● ЗАДАНИЕ: Продолжите фрагмент о студенте Крысове и преподавательнице гистологии по прозвищу Ватрушка, начиная сразу после его последнего предложения.

● ТЕКСТ УПРАЖНЕНИЯ:
::::

Окликнуть её через две сотни голов не было никакой возможности.
Я мысленно попрощался с обликом боевой подруги.
Лучше бы я её не видел тогда.
Образ романтичной стройной длинноногой мягко и ласково домогающейся меня боевой подруги сохранился бы в девственной неприкосновенности.
(Как когда-то и она сама!)
 
В Сборнике «Три поцелуя» есть стихотворение из Цикла «В альбом».
Оно так и называется «Раисе Атлас»:
 
«Пусть жажду к творчеству, Раиса,
В твоей душе не утолят
Талант заслуженной актрисы
И друга редкостный талант!»
 
 
 
§7. Крысов
 
 
На кафедре гистологии преподавала знойная блондинистая женщина бальзаковского возраста.
Её голову всегда венчало странное сооружение.
Судя по задумке, волосы на её большой круглой голове должны были соблюдать форму эдакого золотистого шара.
 
Но шар этот проявлял повышенную чувствительность к земной гравитации.
Бездушные силы всемирного тяготения с успехом преодолевали сопротивления лака для волос и плющили шарообразную конструкцию причёски до неузнаваемости.
Шар сдувался, как проколотая резиновая камера шины колеса, и с неумолимой неизбежностью приобретал фантастическую форму летающей тарелки.
 
У студентов форма её причёски ассоциировалась с ватрушкой.
Бедная молодящаяся женщина получила унизительное прозвище «Ватрушка».
 
Студенческая братия всех времён постоянно изобличала Ватрушку в проявлениях страстной любви к бравым мужикам.
Желательно в военной форме и с соответствующей выправкой.
 
Кировчанин Вова Крысов (потрясающая фамилия!) – третий и последний представитель мужской части нашей группы — раньше многих студентов нашего потока научился извлекать из этой её слабости выгоды личного порядка.
 
Когда Ватрушка во время контрольного опроса окидывала томным взглядом кабинет с боязливо сидящими за партами настороженными студентами, прячущими бессовестные (из-за невыученного домашнего задания) глаза, Крысов жадно устремлял свой открытый ясный взор навстречу горячо любимой преподавательнице.
 
Понятно, что ответа по теме он также, как и мы, не знал.
Но это не важно!
Главное — проявить хотя бы внешнее сочувствие страдающей по сильному мужскому плечу даме.
 
«...Ответит... Крысов!» — после недолгого изучения наших опущенных долу лиц объявляла она.
Крысов краснел до побагровения, по-молодцовски вскакивал и громко, как в армии, гаркал: «Я!»
 
По этикету семинарских занятий этого совсем не требовалось.

::::

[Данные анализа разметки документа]
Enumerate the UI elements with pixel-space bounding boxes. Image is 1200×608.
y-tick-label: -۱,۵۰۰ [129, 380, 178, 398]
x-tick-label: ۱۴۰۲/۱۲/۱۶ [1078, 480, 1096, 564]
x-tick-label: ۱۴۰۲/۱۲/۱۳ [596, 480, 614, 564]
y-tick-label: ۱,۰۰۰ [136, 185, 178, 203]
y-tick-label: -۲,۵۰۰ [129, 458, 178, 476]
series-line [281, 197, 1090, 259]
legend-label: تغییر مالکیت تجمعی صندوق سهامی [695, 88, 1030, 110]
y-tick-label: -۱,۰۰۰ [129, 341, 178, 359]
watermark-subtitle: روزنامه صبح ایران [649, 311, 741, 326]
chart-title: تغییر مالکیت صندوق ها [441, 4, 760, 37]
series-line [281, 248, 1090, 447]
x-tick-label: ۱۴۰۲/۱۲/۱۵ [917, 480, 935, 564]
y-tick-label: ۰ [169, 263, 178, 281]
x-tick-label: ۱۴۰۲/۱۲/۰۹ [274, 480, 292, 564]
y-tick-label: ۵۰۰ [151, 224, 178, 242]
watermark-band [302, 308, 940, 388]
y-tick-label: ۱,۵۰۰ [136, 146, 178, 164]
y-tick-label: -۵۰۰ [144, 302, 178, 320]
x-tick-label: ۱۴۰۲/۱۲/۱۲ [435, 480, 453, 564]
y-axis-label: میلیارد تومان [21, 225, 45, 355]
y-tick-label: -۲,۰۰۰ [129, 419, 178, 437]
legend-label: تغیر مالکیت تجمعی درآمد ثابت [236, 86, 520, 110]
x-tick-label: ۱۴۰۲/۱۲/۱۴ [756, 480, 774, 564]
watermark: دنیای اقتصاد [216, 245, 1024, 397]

::::

● МЕСТО ДЛЯ ОТВЕТА:
Но Крысов намеренно подчёркивал своё подобострастие.
Выпячивал грудь колесом, благо она у него была достаточно широкой.
Руки он при этом прижимал по швам.
Со стороны он становился уморно похож на притворяющегося бравого солдата Швейка!
 
Ватрушка млела, улыбалась, наслаждаясь богатырской выправкой.
Казалось, мысленно представляя разные любовные сцены, в которых бравый вояка, попеременно меняя позы, крепко вставляет в неё, как в ножны, свою большую вострую саблю...
 
Профессионально считывая причины Крысовской активности, она задавала совсем незначащий вопрос и усаживала Крысова на место.
 
«Четыре...» — тихо, признательно и смущённо лепетала она, раскрасневшись от полученного удовольствия.
 
Много раз у Крысова такая модель поведения на занятиях Ватрушки успешно прокатывала!
 
Что касается наших с Крысовым взаимоотношений.
Судя по отдельным репликам, брошенным в мой адрес в присутствии дам, типа: «Больной», думаю, Крысов меня откровенно недолюбливал, считая главным конкурентом в борьбе за половое счастье в нашей, преимущественно женской, группе.
А может, как говорят психоаналитики, это элементарная «проекция».
 
 
Связи с Крысовым по окончании института у меня не было.
Только Валентина, одногруппница, мне рассказала недавно, что в 1992 году он сумел разыскать её.
Приходил в гости.
Ночевал.
Они о многом тогда поговорили...
 
Но в 2008 году, когда у нас проходила встреча однокурсников, посвящённая двадцатипятилетию наших дипломов, кто-то из шумной толпы рассказал мне, что с Крысовым всё плохо.
Нет, скорее — катастрофически ужасно!
У него что-то с головой.
Короче, «крыша поехала».
Лежит в психушке.
 
Не знаю, насколько можно верить этой информации.
 
Позднее мне рассказали, что Крысов там, у себя на родине в Кирове, дорос по карьерной лестнице до директора медицинского училища.
Сошёл с ума.
Диагноз остался мне не известен.
В психбольнице он и умер.
 
Мир праху твоему, незабываемый Вовка!